### Stored dataset items
··········

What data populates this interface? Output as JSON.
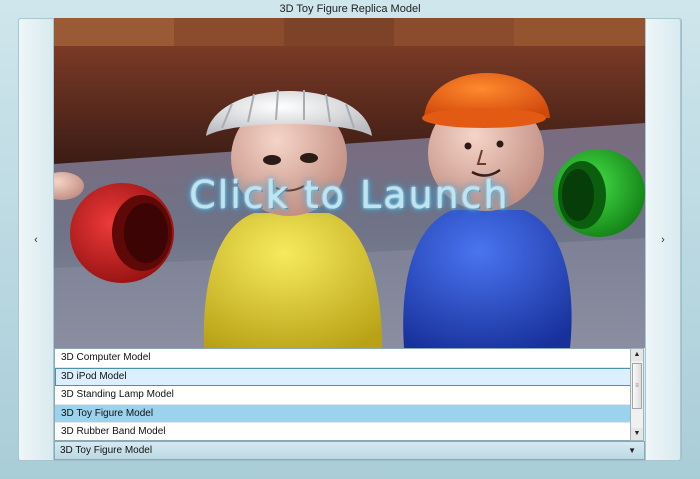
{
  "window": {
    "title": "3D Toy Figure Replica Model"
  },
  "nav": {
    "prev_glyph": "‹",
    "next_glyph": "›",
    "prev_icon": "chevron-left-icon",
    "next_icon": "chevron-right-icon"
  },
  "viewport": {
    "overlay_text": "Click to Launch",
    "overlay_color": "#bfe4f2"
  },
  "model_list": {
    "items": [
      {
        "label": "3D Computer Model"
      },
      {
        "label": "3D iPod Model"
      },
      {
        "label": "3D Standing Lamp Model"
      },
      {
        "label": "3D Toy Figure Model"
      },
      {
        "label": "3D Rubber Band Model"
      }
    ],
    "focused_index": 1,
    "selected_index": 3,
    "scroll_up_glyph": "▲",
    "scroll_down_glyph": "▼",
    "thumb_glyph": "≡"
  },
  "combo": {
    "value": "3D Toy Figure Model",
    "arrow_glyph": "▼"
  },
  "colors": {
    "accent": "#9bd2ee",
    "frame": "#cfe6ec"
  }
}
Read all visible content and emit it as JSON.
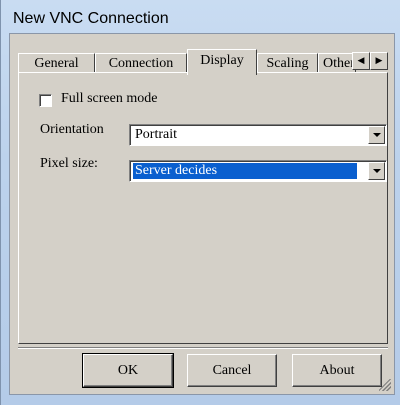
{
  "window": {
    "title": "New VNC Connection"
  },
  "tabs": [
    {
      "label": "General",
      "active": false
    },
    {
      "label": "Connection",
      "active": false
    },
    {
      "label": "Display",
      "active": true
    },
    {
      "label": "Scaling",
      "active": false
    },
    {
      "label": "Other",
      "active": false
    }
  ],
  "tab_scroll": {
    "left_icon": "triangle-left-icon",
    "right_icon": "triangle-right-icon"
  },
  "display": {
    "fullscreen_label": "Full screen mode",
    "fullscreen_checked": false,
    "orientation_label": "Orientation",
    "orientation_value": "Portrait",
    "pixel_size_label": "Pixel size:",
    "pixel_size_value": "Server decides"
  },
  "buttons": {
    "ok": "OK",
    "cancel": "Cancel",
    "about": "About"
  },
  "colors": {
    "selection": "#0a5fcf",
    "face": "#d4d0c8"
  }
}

··········

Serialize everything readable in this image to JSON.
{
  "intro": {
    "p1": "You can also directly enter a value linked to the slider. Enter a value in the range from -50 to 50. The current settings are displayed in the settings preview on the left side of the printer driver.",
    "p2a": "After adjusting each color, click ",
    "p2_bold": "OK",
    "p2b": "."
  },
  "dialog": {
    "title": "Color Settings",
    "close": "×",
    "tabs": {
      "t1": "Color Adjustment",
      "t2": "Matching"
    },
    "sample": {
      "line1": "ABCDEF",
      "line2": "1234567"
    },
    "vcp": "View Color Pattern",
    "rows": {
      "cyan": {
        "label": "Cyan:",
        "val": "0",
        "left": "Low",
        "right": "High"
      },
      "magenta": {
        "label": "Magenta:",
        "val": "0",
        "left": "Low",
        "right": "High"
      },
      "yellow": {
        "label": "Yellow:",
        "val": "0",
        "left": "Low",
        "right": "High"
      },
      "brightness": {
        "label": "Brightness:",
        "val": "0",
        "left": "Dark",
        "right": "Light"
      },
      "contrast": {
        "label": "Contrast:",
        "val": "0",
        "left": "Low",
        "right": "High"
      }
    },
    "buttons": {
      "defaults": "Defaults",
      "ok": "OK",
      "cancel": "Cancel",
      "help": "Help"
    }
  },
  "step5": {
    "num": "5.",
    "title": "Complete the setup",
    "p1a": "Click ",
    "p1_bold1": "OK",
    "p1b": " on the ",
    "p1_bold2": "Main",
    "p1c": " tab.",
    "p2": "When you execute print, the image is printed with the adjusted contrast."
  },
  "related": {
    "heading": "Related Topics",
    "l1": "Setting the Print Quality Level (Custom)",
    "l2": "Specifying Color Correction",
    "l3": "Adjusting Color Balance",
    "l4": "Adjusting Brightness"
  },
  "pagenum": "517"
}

··········

### AIM
Choose all lines containing the string "image" and copy them out.

### WRITTEN SOLUTION
Serialize everything readable in this image to JSON.
    "p2": "When you execute print, the image is printed with the adjusted contrast."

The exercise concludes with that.